The records below are to be quoted in full; please keep every word exact.

────────────────────

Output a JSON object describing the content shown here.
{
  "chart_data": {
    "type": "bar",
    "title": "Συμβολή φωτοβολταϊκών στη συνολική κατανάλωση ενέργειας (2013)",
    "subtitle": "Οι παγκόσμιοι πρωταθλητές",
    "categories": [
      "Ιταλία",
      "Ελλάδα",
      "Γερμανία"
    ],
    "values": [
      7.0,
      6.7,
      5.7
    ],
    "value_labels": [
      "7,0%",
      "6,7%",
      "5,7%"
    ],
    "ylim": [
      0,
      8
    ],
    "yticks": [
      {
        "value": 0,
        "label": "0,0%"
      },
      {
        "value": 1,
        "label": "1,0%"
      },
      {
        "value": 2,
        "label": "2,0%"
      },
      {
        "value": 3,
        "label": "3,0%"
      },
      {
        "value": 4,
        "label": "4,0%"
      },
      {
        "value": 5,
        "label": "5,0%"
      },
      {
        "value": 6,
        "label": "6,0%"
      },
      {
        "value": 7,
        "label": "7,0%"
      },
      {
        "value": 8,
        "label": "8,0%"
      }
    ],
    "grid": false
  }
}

────────────────────

▶ **Exercise response**:
Output a JSON object describing the content shown here.
{
  "chart_data": {
    "type": "bar",
    "title": "Συμβολή φωτοβολταϊκών στη συνολική κατανάλωση ενέργειας (2013)",
    "subtitle": "Οι παγκόσμιοι πρωταθλητές",
    "categories": [
      "Ιταλία",
      "Ελλάδα",
      "Γερμανία"
    ],
    "values": [
      7.0,
      6.7,
      5.7
    ],
    "value_labels": [
      "7,0%",
      "6,7%",
      "5,7%"
    ],
    "ylim": [
      0,
      8
    ],
    "yticks": [
      {
        "value": 0,
        "label": "0,0%"
      },
      {
        "value": 1,
        "label": "1,0%"
      },
      {
        "value": 2,
        "label": "2,0%"
      },
      {
        "value": 3,
        "label": "3,0%"
      },
      {
        "value": 4,
        "label": "4,0%"
      },
      {
        "value": 5,
        "label": "5,0%"
      },
      {
        "value": 6,
        "label": "6,0%"
      },
      {
        "value": 7,
        "label": "7,0%"
      },
      {
        "value": 8,
        "label": "8,0%"
      }
    ],
    "grid": false
  }
}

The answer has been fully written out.